# Your instructions
Count the lines in the data below where the string "What" occurs, please, and give the number alone.

# Collected data entries
——

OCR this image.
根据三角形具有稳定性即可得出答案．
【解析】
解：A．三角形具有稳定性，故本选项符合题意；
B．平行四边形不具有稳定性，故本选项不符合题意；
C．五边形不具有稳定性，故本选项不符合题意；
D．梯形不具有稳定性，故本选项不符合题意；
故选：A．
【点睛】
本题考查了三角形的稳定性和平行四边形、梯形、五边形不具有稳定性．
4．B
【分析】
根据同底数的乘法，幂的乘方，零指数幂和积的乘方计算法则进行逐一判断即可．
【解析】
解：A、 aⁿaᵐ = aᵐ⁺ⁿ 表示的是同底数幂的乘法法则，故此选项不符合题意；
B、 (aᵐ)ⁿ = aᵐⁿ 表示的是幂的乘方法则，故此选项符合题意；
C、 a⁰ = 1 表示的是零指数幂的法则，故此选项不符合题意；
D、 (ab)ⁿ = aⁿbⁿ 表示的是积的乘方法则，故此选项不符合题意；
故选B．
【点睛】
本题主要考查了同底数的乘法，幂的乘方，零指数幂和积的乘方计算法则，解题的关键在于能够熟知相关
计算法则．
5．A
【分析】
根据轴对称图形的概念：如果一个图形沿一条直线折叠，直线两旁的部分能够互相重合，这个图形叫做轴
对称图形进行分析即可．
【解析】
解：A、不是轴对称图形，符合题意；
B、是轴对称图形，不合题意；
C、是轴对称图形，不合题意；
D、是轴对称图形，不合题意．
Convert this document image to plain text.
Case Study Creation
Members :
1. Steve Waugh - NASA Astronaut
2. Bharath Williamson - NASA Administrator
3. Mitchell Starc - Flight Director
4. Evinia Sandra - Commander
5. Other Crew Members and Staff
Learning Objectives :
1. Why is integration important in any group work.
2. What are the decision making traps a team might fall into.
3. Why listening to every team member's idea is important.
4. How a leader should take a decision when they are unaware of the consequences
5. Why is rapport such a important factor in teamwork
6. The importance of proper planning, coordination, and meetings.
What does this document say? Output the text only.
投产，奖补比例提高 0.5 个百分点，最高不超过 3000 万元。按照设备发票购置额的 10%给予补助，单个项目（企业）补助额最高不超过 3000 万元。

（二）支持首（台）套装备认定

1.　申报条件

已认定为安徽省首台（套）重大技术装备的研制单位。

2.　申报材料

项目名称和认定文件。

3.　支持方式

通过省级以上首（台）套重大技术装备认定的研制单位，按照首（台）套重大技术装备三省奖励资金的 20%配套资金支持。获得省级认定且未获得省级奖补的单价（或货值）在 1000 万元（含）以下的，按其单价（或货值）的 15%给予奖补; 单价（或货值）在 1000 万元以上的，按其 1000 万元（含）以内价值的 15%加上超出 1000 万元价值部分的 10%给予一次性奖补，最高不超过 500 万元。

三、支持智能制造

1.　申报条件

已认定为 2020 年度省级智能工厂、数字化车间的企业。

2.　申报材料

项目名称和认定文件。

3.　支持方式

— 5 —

——

# Worked solution
2